EXERCISE INSTRUCTIONS
Select all lines in the records that include "refuse".

MATERIAL SUPPLIED
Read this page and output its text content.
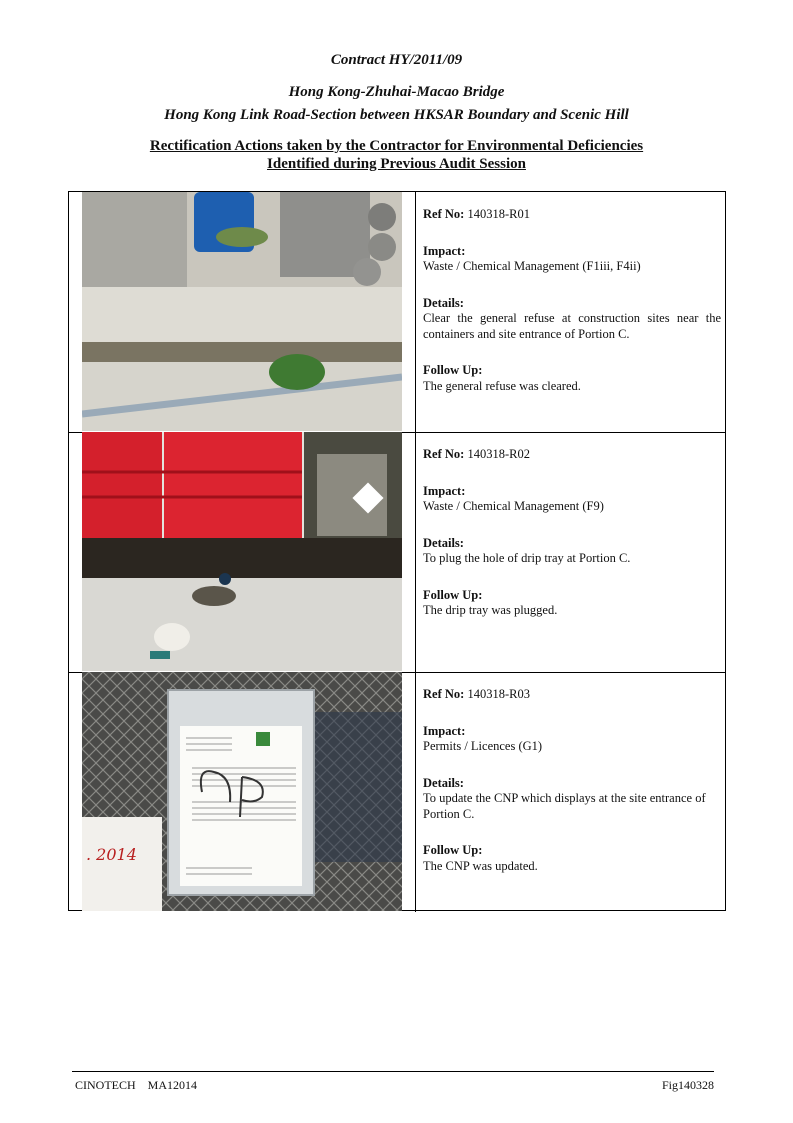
Contract HY/2011/09
Hong Kong-Zhuhai-Macao Bridge
Hong Kong Link Road-Section between HKSAR Boundary and Scenic Hill
Rectification Actions taken by the Contractor for Environmental Deficiencies
Identified during Previous Audit Session
Ref No: 140318-R01
Impact:
Waste / Chemical Management (F1iii, F4ii)
Details:
Clear the general refuse at construction sites near the containers and site entrance of Portion C.
Follow Up:
The general refuse was cleared.
Ref No: 140318-R02
Impact:
Waste / Chemical Management (F9)
Details:
To plug the hole of drip tray at Portion C.
Follow Up:
The drip tray was plugged.
. 2014
Ref No: 140318-R03
Impact:
Permits / Licences (G1)
Details:
To update the CNP which displays at the site entrance of Portion C.
Follow Up:
The CNP was updated.
CINOTECH    MA12014	Fig140328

EXERCISE RESULT
Clear the general refuse at construction sites near the containers and site entrance of Portion C.
The general refuse was cleared.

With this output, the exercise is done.